Wherever the string "المسند" appears in the listing, copy that line.

##### SUPPLIED ENTRIES

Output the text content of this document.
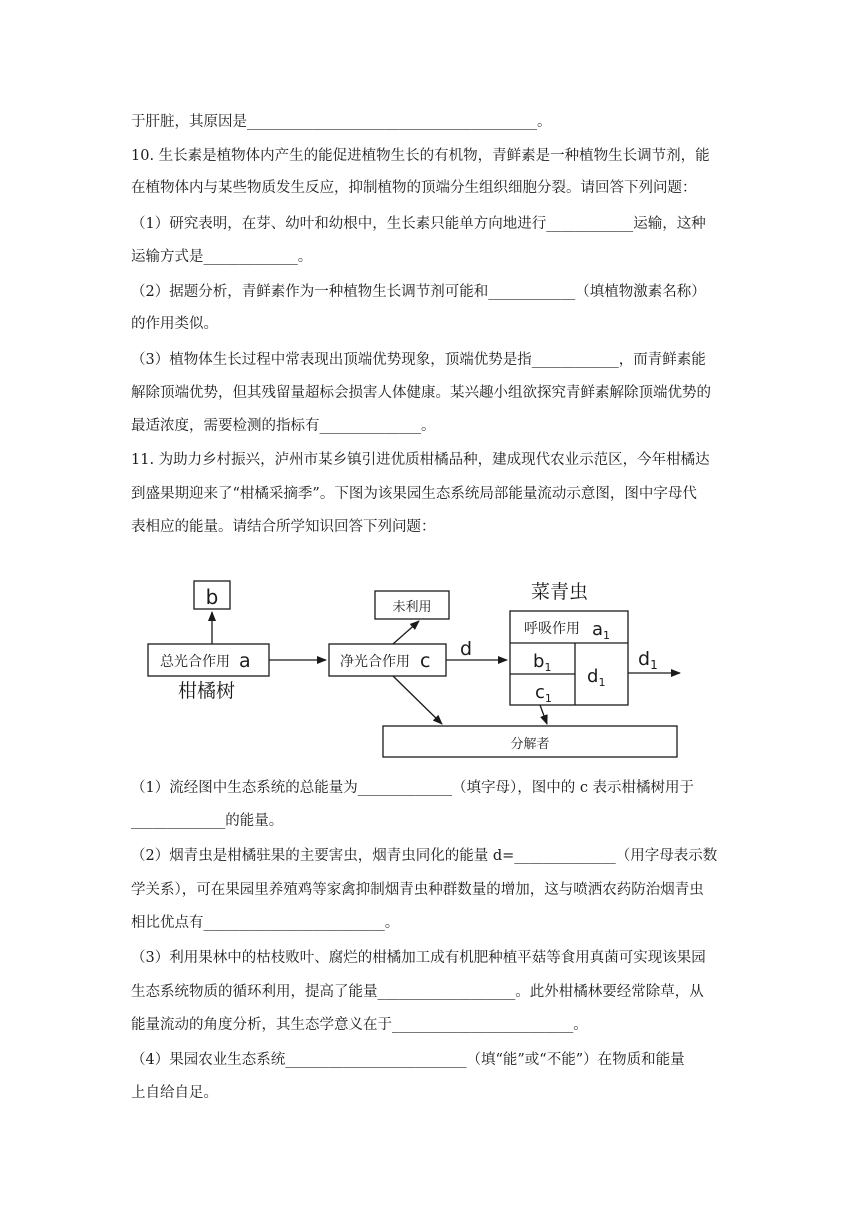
于肝脏，其原因是________________________________________。
10. 生长素是植物体内产生的能促进植物生长的有机物，青鲜素是一种植物生长调节剂，能
在植物体内与某些物质发生反应，抑制植物的顶端分生组织细胞分裂。请回答下列问题：
（1）研究表明，在芽、幼叶和幼根中，生长素只能单方向地进行____________运输，这种
运输方式是_____________。
（2）据题分析，青鲜素作为一种植物生长调节剂可能和____________（填植物激素名称）
的作用类似。
（3）植物体生长过程中常表现出顶端优势现象，顶端优势是指____________，而青鲜素能
解除顶端优势，但其残留量超标会损害人体健康。某兴趣小组欲探究青鲜素解除顶端优势的
最适浓度，需要检测的指标有______________。
11. 为助力乡村振兴，泸州市某乡镇引进优质柑橘品种，建成现代农业示范区，今年柑橘达
到盛果期迎来了“柑橘采摘季”。下图为该果园生态系统局部能量流动示意图，图中字母代
表相应的能量。请结合所学知识回答下列问题：
b
总光合作用 a
柑橘树
未利用
净光合作用 c
d
菜青虫
呼吸作用 $a_1$
$b_1$
$c_1$
$d_1$
$d_1$
分解者
（1）流经图中生态系统的总能量为_____________（填字母），图中的 c 表示柑橘树用于
_____________的能量。
（2）烟青虫是柑橘驻果的主要害虫，烟青虫同化的能量 d=______________（用字母表示数
学关系），可在果园里养殖鸡等家禽抑制烟青虫种群数量的增加，这与喷洒农药防治烟青虫
相比优点有_________________________。
（3）利用果林中的枯枝败叶、腐烂的柑橘加工成有机肥种植平菇等食用真菌可实现该果园
生态系统物质的循环利用，提高了能量___________________。此外柑橘林要经常除草，从
能量流动的角度分析，其生态学意义在于_________________________。
（4）果园农业生态系统_________________________（填“能”或“不能”）在物质和能量
上自给自足。
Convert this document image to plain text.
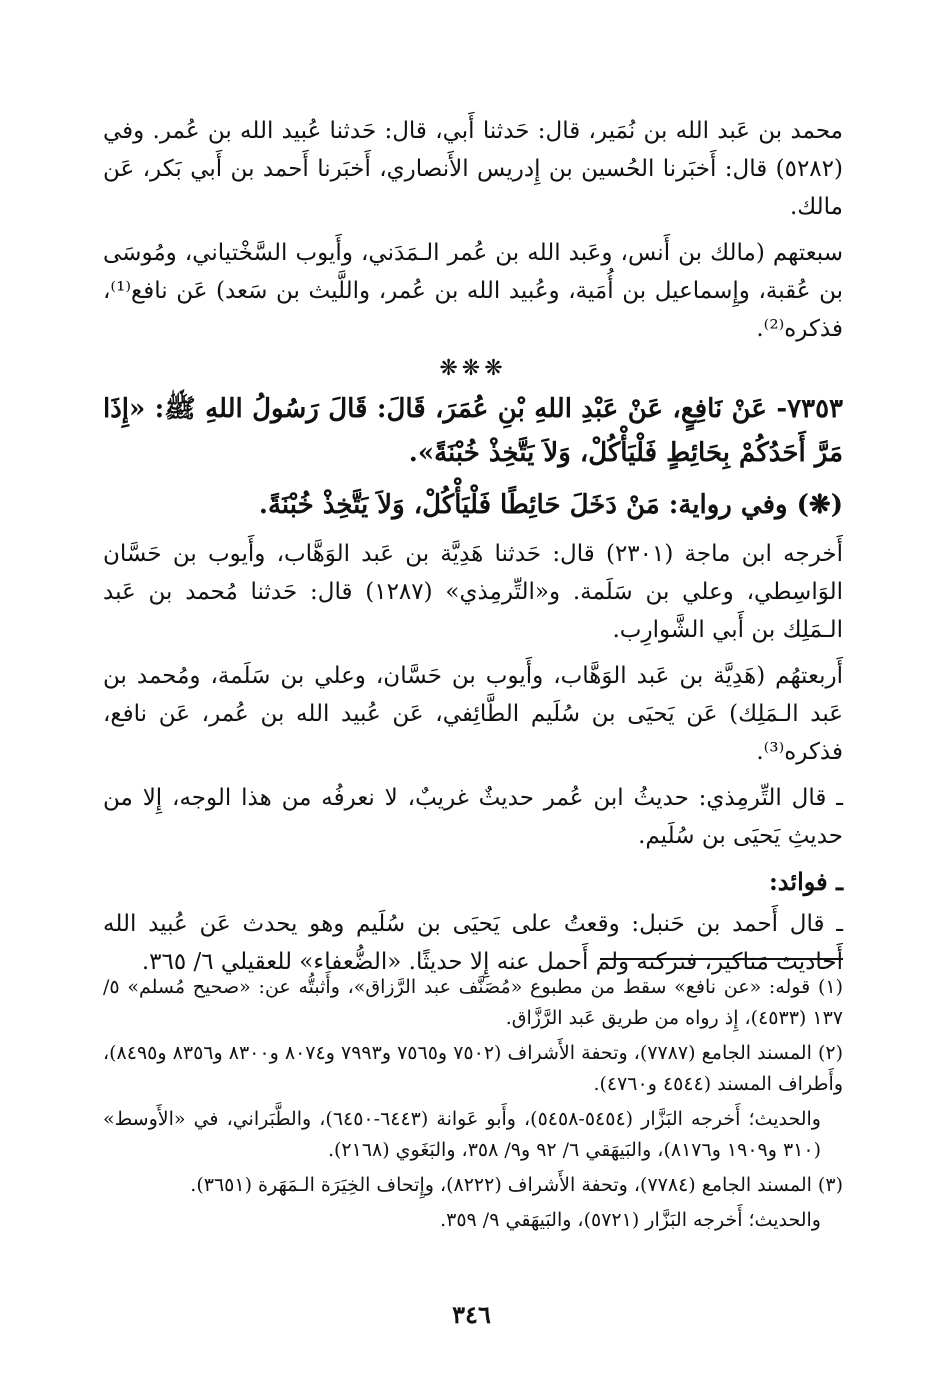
محمد بن عَبد الله بن نُمَير، قال: حَدثنا أَبي، قال: حَدثنا عُبيد الله بن عُمر. وفي (٥٢٨٢) قال: أَخبَرنا الحُسين بن إِدريس الأَنصاري، أَخبَرنا أَحمد بن أَبي بَكر، عَن مالك.

سبعتهم (مالك بن أَنس، وعَبد الله بن عُمر الـمَدَني، وأَيوب السَّخْتياني، ومُوسَى بن عُقبة، وإِسماعيل بن أُمَية، وعُبيد الله بن عُمر، واللَّيث بن سَعد) عَن نافع⁽¹⁾، فذكره⁽²⁾.

❋❋❋

٧٣٥٣- عَنْ نَافِعٍ، عَنْ عَبْدِ اللهِ بْنِ عُمَرَ، قَالَ: قَالَ رَسُولُ اللهِ ﷺ: «إِذَا مَرَّ أَحَدُكُمْ بِحَائِطٍ فَلْيَأْكُلْ، وَلاَ يَتَّخِذْ خُبْنَةً».

(❋) وفي رواية: مَنْ دَخَلَ حَائِطًا فَلْيَأْكُلْ، وَلاَ يَتَّخِذْ خُبْنَةً.

أَخرجه ابن ماجة (٢٣٠١) قال: حَدثنا هَدِيَّة بن عَبد الوَهَّاب، وأَيوب بن حَسَّان الوَاسِطي، وعلي بن سَلَمة. و«التِّرمِذي» (١٢٨٧) قال: حَدثنا مُحمد بن عَبد الـمَلِك بن أَبي الشَّوارِب.

أَربعتهُم (هَدِيَّة بن عَبد الوَهَّاب، وأَيوب بن حَسَّان، وعلي بن سَلَمة، ومُحمد بن عَبد الـمَلِك) عَن يَحيَى بن سُلَيم الطَّائِفي، عَن عُبيد الله بن عُمر، عَن نافع، فذكره⁽³⁾.

ـ قال التِّرمِذي: حديثُ ابن عُمر حديثٌ غريبٌ، لا نعرفُه من هذا الوجه، إِلا من حديثِ يَحيَى بن سُلَيم.

ـ فوائد:

ـ قال أَحمد بن حَنبل: وقعتُ على يَحيَى بن سُلَيم وهو يحدث عَن عُبيد الله أَحاديث مَناكير، فتركته ولم أَحمل عنه إِلا حديثًا. «الضُّعفاء» للعقيلي ٦/ ٣٦٥.

(١) قوله: «عن نافع» سقط من مطبوع «مُصَنَّف عبد الرَّزاق»، وأَثبتُّه عن: «صحيح مُسلم» ٥/ ١٣٧ (٤٥٣٣)، إِذ رواه من طريق عَبد الرَّزَّاق.

(٢) المسند الجامع (٧٧٨٧)، وتحفة الأَشراف (٧٥٠٢ و٧٥٦٥ و٧٩٩٣ و٨٠٧٤ و٨٣٠٠ و٨٣٥٦ و٨٤٩٥)، وأَطراف المسند (٤٥٤٤ و٤٧٦٠).

والحديث؛ أَخرجه البَزَّار (٥٤٥٤-٥٤٥٨)، وأَبو عَوانة (٦٤٤٣-٦٤٥٠)، والطَّبَراني، في «الأَوسط» (٣١٠ و١٩٠٩ و٨١٧٦)، والبَيهَقي ٦/ ٩٢ و٩/ ٣٥٨، والبَغَوي (٢١٦٨).

(٣) المسند الجامع (٧٧٨٤)، وتحفة الأَشراف (٨٢٢٢)، وإِتحاف الخِيَرَة الـمَهَرة (٣٦٥١).

والحديث؛ أَخرجه البَزَّار (٥٧٢١)، والبَيهَقي ٩/ ٣٥٩.

٣٤٦
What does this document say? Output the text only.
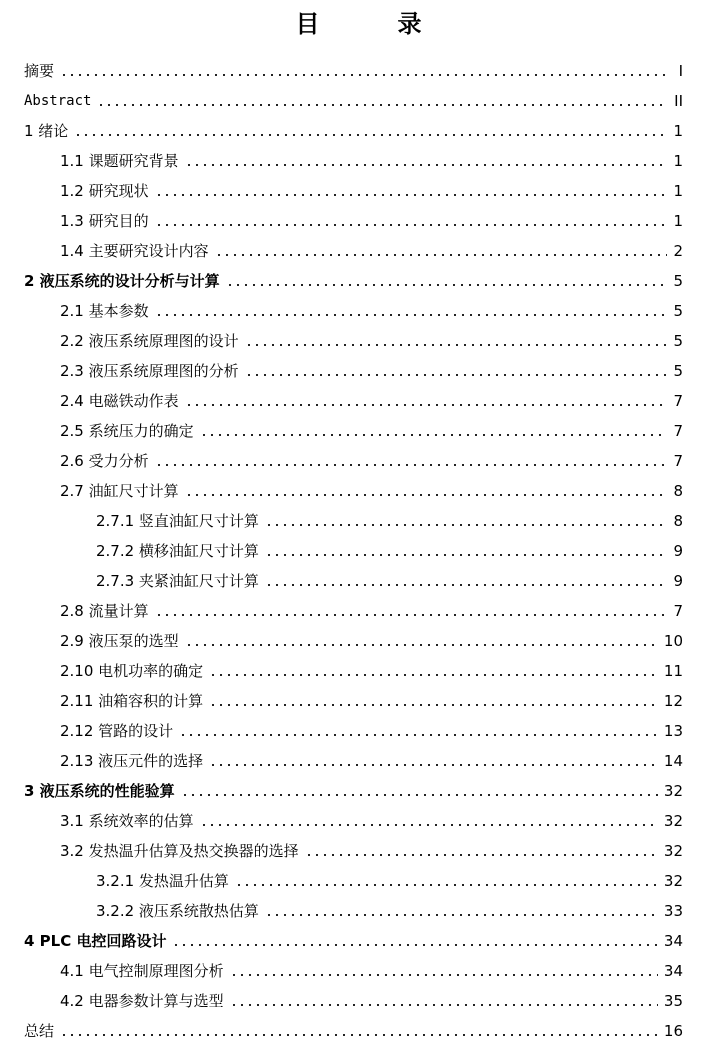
目	录
摘要	I
Abstract	II
1 绪论	1
1.1 课题研究背景	1
1.2 研究现状	1
1.3 研究目的	1
1.4 主要研究设计内容	2
2 液压系统的设计分析与计算	5
2.1 基本参数	5
2.2 液压系统原理图的设计	5
2.3 液压系统原理图的分析	5
2.4 电磁铁动作表	7
2.5 系统压力的确定	7
2.6 受力分析	7
2.7 油缸尺寸计算	8
2.7.1 竖直油缸尺寸计算	8
2.7.2 横移油缸尺寸计算	9
2.7.3 夹紧油缸尺寸计算	9
2.8 流量计算	7
2.9 液压泵的选型	10
2.10 电机功率的确定	11
2.11 油箱容积的计算	12
2.12 管路的设计	13
2.13 液压元件的选择	14
3 液压系统的性能验算	32
3.1 系统效率的估算	32
3.2 发热温升估算及热交换器的选择	32
3.2.1 发热温升估算	32
3.2.2 液压系统散热估算	33
4 PLC 电控回路设计	34
4.1 电气控制原理图分析	34
4.2 电器参数计算与选型	35
总结	16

##########

TASK OUTPUT
(٢) المسند الجامع (٧٧٨٧)، وتحفة الأَشراف (٧٥٠٢ و٧٥٦٥ و٧٩٩٣ و٨٠٧٤ و٨٣٠٠ و٨٣٥٦ و٨٤٩٥)، وأَطراف المسند (٤٥٤٤ و٤٧٦٠).
(٣) المسند الجامع (٧٧٨٤)، وتحفة الأَشراف (٨٢٢٢)، وإِتحاف الخِيَرَة الـمَهَرة (٣٦٥١).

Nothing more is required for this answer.